▸ Exercise
Copy every line of the following data that includes the string "white".

▸ Data shown

= = = = =

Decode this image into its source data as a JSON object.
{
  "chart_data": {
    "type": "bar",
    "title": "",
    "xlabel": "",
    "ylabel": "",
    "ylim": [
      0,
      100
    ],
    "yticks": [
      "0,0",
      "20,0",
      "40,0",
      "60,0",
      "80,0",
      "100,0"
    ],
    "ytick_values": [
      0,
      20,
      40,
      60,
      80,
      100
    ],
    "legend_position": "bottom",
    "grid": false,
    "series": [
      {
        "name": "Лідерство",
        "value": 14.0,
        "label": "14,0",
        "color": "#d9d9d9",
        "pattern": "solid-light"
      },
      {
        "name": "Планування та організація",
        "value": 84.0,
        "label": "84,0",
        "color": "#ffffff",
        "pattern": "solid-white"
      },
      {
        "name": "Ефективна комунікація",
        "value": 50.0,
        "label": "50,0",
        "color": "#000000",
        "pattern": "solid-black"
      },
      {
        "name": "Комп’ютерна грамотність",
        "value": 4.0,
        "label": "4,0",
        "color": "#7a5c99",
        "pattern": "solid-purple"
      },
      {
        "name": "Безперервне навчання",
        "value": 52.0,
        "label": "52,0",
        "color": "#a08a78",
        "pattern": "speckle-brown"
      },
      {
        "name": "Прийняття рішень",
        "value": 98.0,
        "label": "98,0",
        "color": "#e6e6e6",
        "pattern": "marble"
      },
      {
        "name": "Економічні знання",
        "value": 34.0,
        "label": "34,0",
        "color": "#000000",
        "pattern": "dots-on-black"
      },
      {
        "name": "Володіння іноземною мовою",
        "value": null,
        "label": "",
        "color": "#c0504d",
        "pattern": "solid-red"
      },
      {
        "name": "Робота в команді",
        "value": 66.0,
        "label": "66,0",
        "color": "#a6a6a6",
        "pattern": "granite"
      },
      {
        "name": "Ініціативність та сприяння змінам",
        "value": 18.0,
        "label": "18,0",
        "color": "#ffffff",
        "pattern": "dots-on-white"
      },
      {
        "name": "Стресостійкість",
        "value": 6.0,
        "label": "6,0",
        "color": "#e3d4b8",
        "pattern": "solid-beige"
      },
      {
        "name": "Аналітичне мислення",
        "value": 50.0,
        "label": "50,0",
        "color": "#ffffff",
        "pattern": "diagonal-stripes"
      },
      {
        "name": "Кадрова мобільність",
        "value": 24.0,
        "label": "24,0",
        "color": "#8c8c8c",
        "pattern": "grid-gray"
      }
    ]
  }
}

= = = = =

▸ Result below
        "pattern": "solid-white"
        "pattern": "dots-on-white"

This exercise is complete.